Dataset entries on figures

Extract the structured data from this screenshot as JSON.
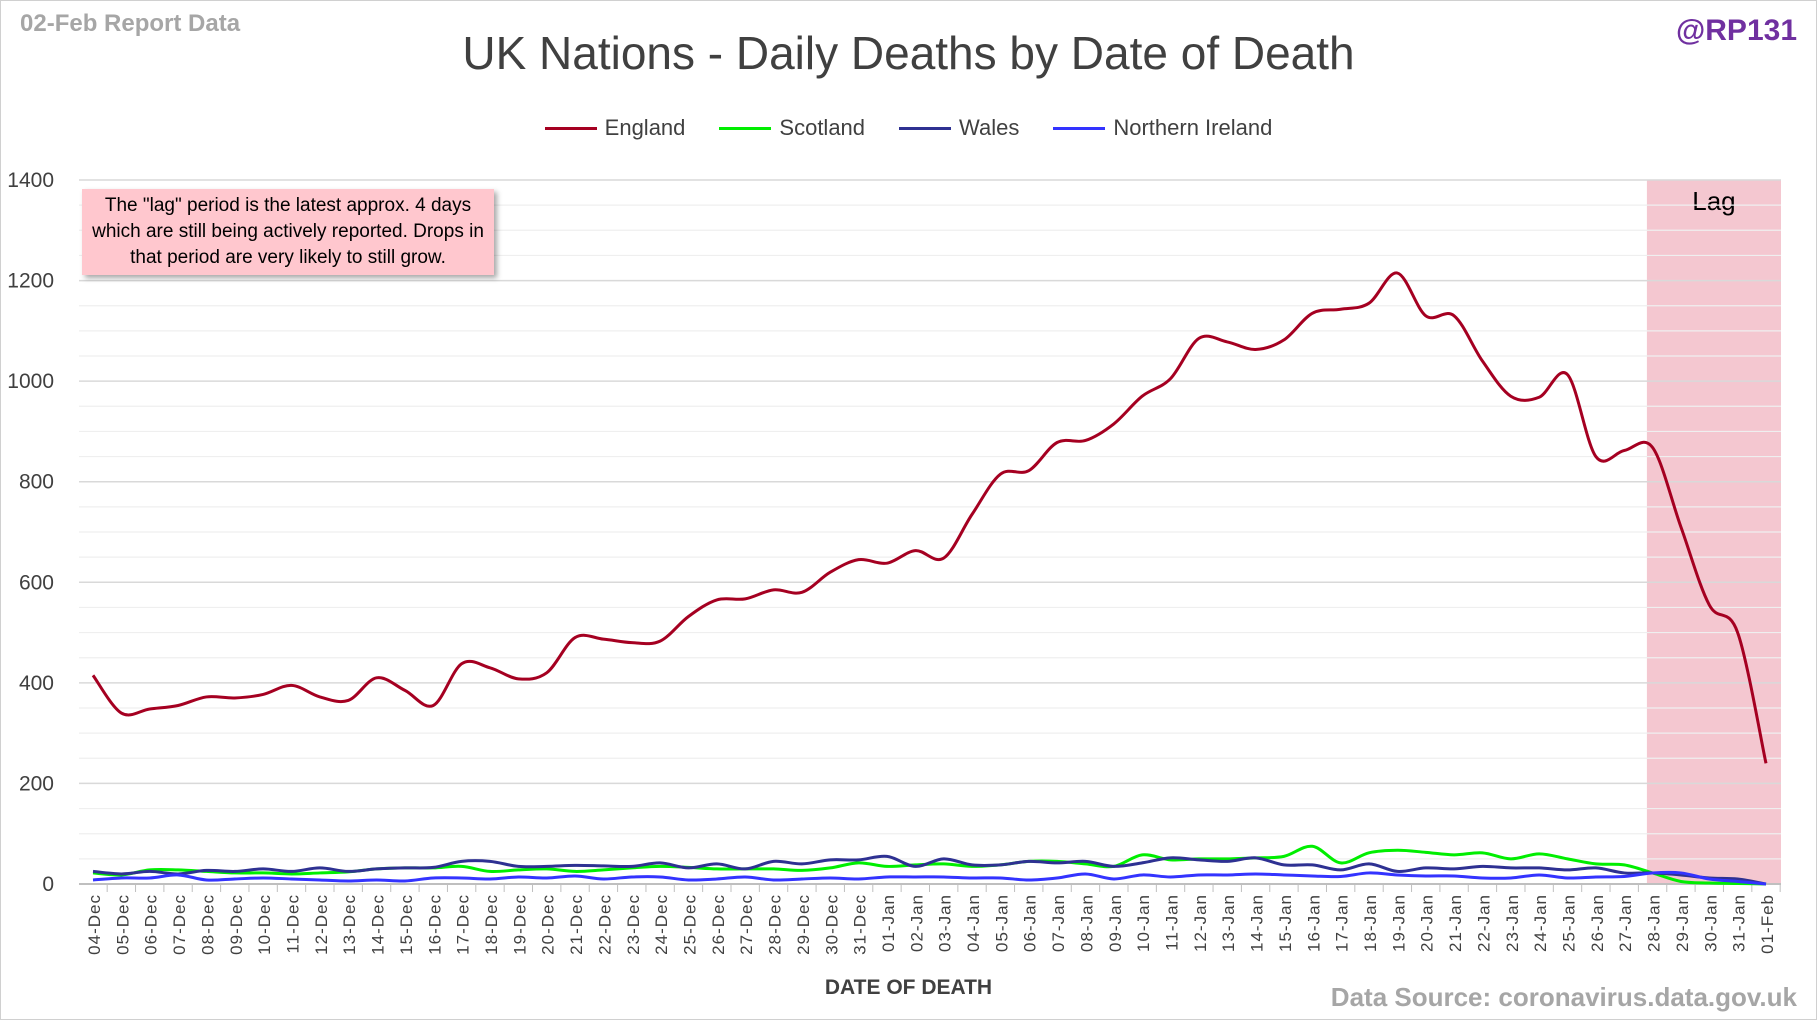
{
  "header": {
    "report_label": "02-Feb Report Data",
    "handle": "@RP131"
  },
  "footer": {
    "source": "Data Source: coronavirus.data.gov.uk"
  },
  "annotation": {
    "text": "The \"lag\" period is the latest approx. 4 days which are still being actively reported.  Drops in that period are very likely to still grow.",
    "lag_label": "Lag",
    "lag_start": "28-Jan",
    "lag_end": "01-Feb",
    "lag_color": "#f4c7d0"
  },
  "chart_data": {
    "type": "line",
    "title": "UK Nations - Daily Deaths by Date of Death",
    "xlabel": "DATE OF DEATH",
    "ylabel": "",
    "ylim": [
      0,
      1400
    ],
    "yticks": [
      0,
      200,
      400,
      600,
      800,
      1000,
      1200,
      1400
    ],
    "grid": true,
    "legend": "top",
    "categories": [
      "04-Dec",
      "05-Dec",
      "06-Dec",
      "07-Dec",
      "08-Dec",
      "09-Dec",
      "10-Dec",
      "11-Dec",
      "12-Dec",
      "13-Dec",
      "14-Dec",
      "15-Dec",
      "16-Dec",
      "17-Dec",
      "18-Dec",
      "19-Dec",
      "20-Dec",
      "21-Dec",
      "22-Dec",
      "23-Dec",
      "24-Dec",
      "25-Dec",
      "26-Dec",
      "27-Dec",
      "28-Dec",
      "29-Dec",
      "30-Dec",
      "31-Dec",
      "01-Jan",
      "02-Jan",
      "03-Jan",
      "04-Jan",
      "05-Jan",
      "06-Jan",
      "07-Jan",
      "08-Jan",
      "09-Jan",
      "10-Jan",
      "11-Jan",
      "12-Jan",
      "13-Jan",
      "14-Jan",
      "15-Jan",
      "16-Jan",
      "17-Jan",
      "18-Jan",
      "19-Jan",
      "20-Jan",
      "21-Jan",
      "22-Jan",
      "23-Jan",
      "24-Jan",
      "25-Jan",
      "26-Jan",
      "27-Jan",
      "28-Jan",
      "29-Jan",
      "30-Jan",
      "31-Jan",
      "01-Feb"
    ],
    "series": [
      {
        "name": "England",
        "color": "#a50021",
        "values": [
          415,
          340,
          348,
          355,
          372,
          370,
          377,
          395,
          372,
          365,
          410,
          385,
          355,
          438,
          430,
          408,
          420,
          490,
          487,
          480,
          483,
          532,
          565,
          567,
          585,
          580,
          620,
          645,
          638,
          663,
          648,
          735,
          815,
          822,
          878,
          882,
          915,
          970,
          1005,
          1085,
          1078,
          1063,
          1082,
          1135,
          1143,
          1155,
          1215,
          1130,
          1130,
          1040,
          970,
          968,
          1013,
          850,
          862,
          868,
          710,
          555,
          500,
          240
        ]
      },
      {
        "name": "Scotland",
        "color": "#00ee00",
        "values": [
          22,
          18,
          28,
          28,
          25,
          22,
          22,
          20,
          22,
          24,
          30,
          32,
          32,
          35,
          25,
          28,
          30,
          25,
          28,
          32,
          35,
          33,
          30,
          30,
          30,
          27,
          32,
          42,
          35,
          38,
          40,
          35,
          38,
          45,
          45,
          40,
          35,
          58,
          48,
          50,
          50,
          52,
          55,
          75,
          42,
          62,
          67,
          63,
          58,
          62,
          50,
          60,
          50,
          40,
          38,
          22,
          5,
          2,
          1,
          0
        ]
      },
      {
        "name": "Wales",
        "color": "#2e3192",
        "values": [
          25,
          20,
          25,
          20,
          27,
          25,
          30,
          25,
          32,
          25,
          30,
          32,
          33,
          45,
          45,
          35,
          35,
          37,
          36,
          35,
          42,
          32,
          40,
          30,
          45,
          40,
          48,
          48,
          55,
          35,
          50,
          38,
          38,
          45,
          42,
          45,
          35,
          42,
          52,
          48,
          45,
          52,
          38,
          38,
          28,
          40,
          25,
          32,
          30,
          35,
          32,
          32,
          28,
          32,
          22,
          22,
          18,
          12,
          10,
          0
        ]
      },
      {
        "name": "Northern Ireland",
        "color": "#3333ff",
        "values": [
          8,
          12,
          12,
          18,
          8,
          10,
          12,
          10,
          8,
          6,
          8,
          6,
          12,
          12,
          10,
          14,
          12,
          16,
          10,
          14,
          14,
          8,
          10,
          14,
          8,
          10,
          12,
          10,
          14,
          14,
          14,
          12,
          12,
          8,
          12,
          20,
          10,
          18,
          14,
          18,
          18,
          20,
          18,
          16,
          15,
          22,
          18,
          16,
          16,
          12,
          12,
          18,
          12,
          14,
          15,
          22,
          22,
          10,
          5,
          0
        ]
      }
    ]
  }
}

* Action item *
All of the data above needs to be retyped exactly, with the pictures removed.

* Answer space *
Extract the structured data from this screenshot as JSON.
{
  "header": {
    "report_label": "02-Feb Report Data",
    "handle": "@RP131"
  },
  "footer": {
    "source": "Data Source: coronavirus.data.gov.uk"
  },
  "annotation": {
    "text": "The \"lag\" period is the latest approx. 4 days which are still being actively reported.  Drops in that period are very likely to still grow.",
    "lag_label": "Lag",
    "lag_start": "28-Jan",
    "lag_end": "01-Feb",
    "lag_color": "#f4c7d0"
  },
  "chart_data": {
    "type": "line",
    "title": "UK Nations - Daily Deaths by Date of Death",
    "xlabel": "DATE OF DEATH",
    "ylabel": "",
    "ylim": [
      0,
      1400
    ],
    "yticks": [
      0,
      200,
      400,
      600,
      800,
      1000,
      1200,
      1400
    ],
    "grid": true,
    "legend": "top",
    "categories": [
      "04-Dec",
      "05-Dec",
      "06-Dec",
      "07-Dec",
      "08-Dec",
      "09-Dec",
      "10-Dec",
      "11-Dec",
      "12-Dec",
      "13-Dec",
      "14-Dec",
      "15-Dec",
      "16-Dec",
      "17-Dec",
      "18-Dec",
      "19-Dec",
      "20-Dec",
      "21-Dec",
      "22-Dec",
      "23-Dec",
      "24-Dec",
      "25-Dec",
      "26-Dec",
      "27-Dec",
      "28-Dec",
      "29-Dec",
      "30-Dec",
      "31-Dec",
      "01-Jan",
      "02-Jan",
      "03-Jan",
      "04-Jan",
      "05-Jan",
      "06-Jan",
      "07-Jan",
      "08-Jan",
      "09-Jan",
      "10-Jan",
      "11-Jan",
      "12-Jan",
      "13-Jan",
      "14-Jan",
      "15-Jan",
      "16-Jan",
      "17-Jan",
      "18-Jan",
      "19-Jan",
      "20-Jan",
      "21-Jan",
      "22-Jan",
      "23-Jan",
      "24-Jan",
      "25-Jan",
      "26-Jan",
      "27-Jan",
      "28-Jan",
      "29-Jan",
      "30-Jan",
      "31-Jan",
      "01-Feb"
    ],
    "series": [
      {
        "name": "England",
        "color": "#a50021",
        "values": [
          415,
          340,
          348,
          355,
          372,
          370,
          377,
          395,
          372,
          365,
          410,
          385,
          355,
          438,
          430,
          408,
          420,
          490,
          487,
          480,
          483,
          532,
          565,
          567,
          585,
          580,
          620,
          645,
          638,
          663,
          648,
          735,
          815,
          822,
          878,
          882,
          915,
          970,
          1005,
          1085,
          1078,
          1063,
          1082,
          1135,
          1143,
          1155,
          1215,
          1130,
          1130,
          1040,
          970,
          968,
          1013,
          850,
          862,
          868,
          710,
          555,
          500,
          240
        ]
      },
      {
        "name": "Scotland",
        "color": "#00ee00",
        "values": [
          22,
          18,
          28,
          28,
          25,
          22,
          22,
          20,
          22,
          24,
          30,
          32,
          32,
          35,
          25,
          28,
          30,
          25,
          28,
          32,
          35,
          33,
          30,
          30,
          30,
          27,
          32,
          42,
          35,
          38,
          40,
          35,
          38,
          45,
          45,
          40,
          35,
          58,
          48,
          50,
          50,
          52,
          55,
          75,
          42,
          62,
          67,
          63,
          58,
          62,
          50,
          60,
          50,
          40,
          38,
          22,
          5,
          2,
          1,
          0
        ]
      },
      {
        "name": "Wales",
        "color": "#2e3192",
        "values": [
          25,
          20,
          25,
          20,
          27,
          25,
          30,
          25,
          32,
          25,
          30,
          32,
          33,
          45,
          45,
          35,
          35,
          37,
          36,
          35,
          42,
          32,
          40,
          30,
          45,
          40,
          48,
          48,
          55,
          35,
          50,
          38,
          38,
          45,
          42,
          45,
          35,
          42,
          52,
          48,
          45,
          52,
          38,
          38,
          28,
          40,
          25,
          32,
          30,
          35,
          32,
          32,
          28,
          32,
          22,
          22,
          18,
          12,
          10,
          0
        ]
      },
      {
        "name": "Northern Ireland",
        "color": "#3333ff",
        "values": [
          8,
          12,
          12,
          18,
          8,
          10,
          12,
          10,
          8,
          6,
          8,
          6,
          12,
          12,
          10,
          14,
          12,
          16,
          10,
          14,
          14,
          8,
          10,
          14,
          8,
          10,
          12,
          10,
          14,
          14,
          14,
          12,
          12,
          8,
          12,
          20,
          10,
          18,
          14,
          18,
          18,
          20,
          18,
          16,
          15,
          22,
          18,
          16,
          16,
          12,
          12,
          18,
          12,
          14,
          15,
          22,
          22,
          10,
          5,
          0
        ]
      }
    ]
  }
}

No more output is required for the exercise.